__Task objective__: Extract, from the records beneath this instruction, each line that contains the word "orders".

__Exercise materials__:
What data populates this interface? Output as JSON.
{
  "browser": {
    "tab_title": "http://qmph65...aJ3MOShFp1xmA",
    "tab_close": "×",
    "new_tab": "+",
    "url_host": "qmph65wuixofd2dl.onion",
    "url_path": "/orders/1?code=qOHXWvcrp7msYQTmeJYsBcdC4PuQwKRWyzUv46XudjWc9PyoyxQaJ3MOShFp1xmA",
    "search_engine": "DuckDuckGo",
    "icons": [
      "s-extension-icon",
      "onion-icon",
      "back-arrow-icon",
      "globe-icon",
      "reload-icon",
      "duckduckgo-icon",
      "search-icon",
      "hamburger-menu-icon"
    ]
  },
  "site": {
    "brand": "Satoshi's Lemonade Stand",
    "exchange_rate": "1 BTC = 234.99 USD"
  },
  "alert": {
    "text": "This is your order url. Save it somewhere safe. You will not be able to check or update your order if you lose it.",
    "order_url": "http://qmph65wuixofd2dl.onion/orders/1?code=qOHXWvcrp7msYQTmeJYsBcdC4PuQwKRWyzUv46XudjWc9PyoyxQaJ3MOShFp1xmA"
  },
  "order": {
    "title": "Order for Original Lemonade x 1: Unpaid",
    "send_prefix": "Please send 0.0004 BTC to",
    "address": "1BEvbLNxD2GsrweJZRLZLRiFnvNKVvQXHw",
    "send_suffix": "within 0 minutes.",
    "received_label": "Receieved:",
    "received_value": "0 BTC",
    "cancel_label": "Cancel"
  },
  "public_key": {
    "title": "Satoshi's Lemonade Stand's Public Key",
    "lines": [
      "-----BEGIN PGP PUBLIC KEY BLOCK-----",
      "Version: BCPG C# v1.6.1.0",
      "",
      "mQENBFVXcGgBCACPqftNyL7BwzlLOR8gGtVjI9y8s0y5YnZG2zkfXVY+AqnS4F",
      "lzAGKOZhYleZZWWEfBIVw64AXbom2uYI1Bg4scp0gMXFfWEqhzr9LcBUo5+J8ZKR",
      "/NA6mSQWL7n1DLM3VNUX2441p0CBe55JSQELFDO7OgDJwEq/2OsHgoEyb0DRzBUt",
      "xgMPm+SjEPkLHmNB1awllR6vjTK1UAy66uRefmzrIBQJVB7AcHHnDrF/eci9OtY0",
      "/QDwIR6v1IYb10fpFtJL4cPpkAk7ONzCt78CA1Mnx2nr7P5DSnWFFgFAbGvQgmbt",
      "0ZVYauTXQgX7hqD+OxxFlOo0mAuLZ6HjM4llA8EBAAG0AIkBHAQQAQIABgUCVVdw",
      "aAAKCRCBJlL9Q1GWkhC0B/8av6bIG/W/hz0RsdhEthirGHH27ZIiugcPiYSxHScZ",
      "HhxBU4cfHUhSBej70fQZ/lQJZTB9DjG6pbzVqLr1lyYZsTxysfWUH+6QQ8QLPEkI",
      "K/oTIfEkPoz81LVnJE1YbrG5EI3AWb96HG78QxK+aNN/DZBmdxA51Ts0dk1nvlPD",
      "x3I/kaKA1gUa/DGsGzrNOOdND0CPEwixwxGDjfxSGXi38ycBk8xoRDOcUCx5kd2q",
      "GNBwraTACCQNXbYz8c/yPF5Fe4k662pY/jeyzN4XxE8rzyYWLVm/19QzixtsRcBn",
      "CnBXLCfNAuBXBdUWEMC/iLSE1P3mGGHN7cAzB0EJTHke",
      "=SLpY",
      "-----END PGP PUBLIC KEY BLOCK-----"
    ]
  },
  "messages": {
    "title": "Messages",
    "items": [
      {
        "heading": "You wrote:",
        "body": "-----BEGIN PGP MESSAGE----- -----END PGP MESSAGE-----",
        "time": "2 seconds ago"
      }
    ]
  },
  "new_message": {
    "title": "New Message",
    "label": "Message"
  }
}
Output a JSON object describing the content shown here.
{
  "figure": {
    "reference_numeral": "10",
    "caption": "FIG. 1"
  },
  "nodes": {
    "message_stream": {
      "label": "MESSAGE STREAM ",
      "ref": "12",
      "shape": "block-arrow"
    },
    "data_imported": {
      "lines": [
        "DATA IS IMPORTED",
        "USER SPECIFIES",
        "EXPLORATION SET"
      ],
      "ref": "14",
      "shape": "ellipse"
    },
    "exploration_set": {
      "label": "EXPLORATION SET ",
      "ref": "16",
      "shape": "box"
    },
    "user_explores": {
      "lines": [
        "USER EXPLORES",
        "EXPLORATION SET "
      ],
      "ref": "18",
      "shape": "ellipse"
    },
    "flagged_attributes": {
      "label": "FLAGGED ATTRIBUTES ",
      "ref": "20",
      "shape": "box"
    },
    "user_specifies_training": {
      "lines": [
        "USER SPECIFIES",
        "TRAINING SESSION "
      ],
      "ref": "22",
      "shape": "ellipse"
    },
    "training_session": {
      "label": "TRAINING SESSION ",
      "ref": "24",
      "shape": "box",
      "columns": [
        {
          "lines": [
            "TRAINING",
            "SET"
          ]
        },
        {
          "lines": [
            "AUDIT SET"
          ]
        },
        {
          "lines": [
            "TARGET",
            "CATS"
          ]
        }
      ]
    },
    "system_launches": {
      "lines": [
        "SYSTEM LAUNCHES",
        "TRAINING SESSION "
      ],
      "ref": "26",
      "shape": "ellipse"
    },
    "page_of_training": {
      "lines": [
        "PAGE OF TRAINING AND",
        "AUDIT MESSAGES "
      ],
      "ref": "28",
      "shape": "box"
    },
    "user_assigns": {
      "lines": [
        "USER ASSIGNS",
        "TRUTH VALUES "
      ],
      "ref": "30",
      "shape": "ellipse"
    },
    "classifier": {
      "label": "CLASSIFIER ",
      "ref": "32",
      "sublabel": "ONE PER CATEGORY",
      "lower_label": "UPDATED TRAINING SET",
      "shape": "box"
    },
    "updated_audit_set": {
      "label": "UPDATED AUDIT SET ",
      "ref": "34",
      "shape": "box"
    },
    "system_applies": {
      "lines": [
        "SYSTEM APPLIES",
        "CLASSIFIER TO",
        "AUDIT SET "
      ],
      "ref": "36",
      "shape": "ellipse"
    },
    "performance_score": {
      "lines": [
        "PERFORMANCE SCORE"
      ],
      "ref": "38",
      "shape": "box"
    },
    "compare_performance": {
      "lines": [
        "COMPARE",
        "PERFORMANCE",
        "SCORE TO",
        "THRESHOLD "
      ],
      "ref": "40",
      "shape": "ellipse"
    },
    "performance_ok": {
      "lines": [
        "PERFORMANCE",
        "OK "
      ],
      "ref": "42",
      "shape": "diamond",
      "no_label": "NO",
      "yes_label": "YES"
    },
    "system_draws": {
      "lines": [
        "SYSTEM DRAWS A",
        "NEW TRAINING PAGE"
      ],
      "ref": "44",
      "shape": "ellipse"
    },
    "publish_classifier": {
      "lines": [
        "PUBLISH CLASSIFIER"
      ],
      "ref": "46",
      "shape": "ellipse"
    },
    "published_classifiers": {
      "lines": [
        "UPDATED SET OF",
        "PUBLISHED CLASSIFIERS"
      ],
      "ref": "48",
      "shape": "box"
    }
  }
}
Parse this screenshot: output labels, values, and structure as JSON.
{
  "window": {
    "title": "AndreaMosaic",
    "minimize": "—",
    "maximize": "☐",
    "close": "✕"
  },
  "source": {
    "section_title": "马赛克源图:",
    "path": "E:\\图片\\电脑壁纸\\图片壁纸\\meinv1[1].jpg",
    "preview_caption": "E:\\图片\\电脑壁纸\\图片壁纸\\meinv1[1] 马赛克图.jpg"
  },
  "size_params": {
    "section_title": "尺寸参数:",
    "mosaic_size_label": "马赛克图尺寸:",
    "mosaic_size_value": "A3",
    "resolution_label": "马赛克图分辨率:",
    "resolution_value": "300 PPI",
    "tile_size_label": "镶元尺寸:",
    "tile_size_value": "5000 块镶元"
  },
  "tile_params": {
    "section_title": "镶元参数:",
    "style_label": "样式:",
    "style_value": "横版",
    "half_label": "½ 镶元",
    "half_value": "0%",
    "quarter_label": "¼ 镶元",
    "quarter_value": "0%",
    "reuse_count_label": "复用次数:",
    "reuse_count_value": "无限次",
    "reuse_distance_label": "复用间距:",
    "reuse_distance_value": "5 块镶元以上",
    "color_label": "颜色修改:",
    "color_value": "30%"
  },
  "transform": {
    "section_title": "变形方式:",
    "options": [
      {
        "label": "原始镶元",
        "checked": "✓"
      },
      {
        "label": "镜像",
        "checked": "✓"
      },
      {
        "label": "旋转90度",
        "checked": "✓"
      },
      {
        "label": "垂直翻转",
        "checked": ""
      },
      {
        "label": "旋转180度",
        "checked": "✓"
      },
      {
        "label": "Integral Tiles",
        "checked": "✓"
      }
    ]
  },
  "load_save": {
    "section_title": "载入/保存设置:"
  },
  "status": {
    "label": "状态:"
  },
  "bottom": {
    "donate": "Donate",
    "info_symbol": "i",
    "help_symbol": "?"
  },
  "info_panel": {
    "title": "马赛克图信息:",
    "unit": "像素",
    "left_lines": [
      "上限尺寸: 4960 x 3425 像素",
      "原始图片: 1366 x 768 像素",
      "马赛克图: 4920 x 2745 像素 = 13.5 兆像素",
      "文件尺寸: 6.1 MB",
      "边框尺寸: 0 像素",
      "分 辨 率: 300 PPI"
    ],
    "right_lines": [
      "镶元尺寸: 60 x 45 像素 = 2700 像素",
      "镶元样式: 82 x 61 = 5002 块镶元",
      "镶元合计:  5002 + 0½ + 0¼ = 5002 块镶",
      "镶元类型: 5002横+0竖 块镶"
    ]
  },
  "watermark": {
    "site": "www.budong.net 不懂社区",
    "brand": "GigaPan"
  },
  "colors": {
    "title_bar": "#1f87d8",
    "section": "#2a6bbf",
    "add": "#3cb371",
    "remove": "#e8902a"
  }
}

__Task output__:
    "url_path": "/orders/1?code=qOHXWvcrp7msYQTmeJYsBcdC4PuQwKRWyzUv46XudjWc9PyoyxQaJ3MOShFp1xmA",
    "order_url": "http://qmph65wuixofd2dl.onion/orders/1?code=qOHXWvcrp7msYQTmeJYsBcdC4PuQwKRWyzUv46XudjWc9PyoyxQaJ3MOShFp1xmA"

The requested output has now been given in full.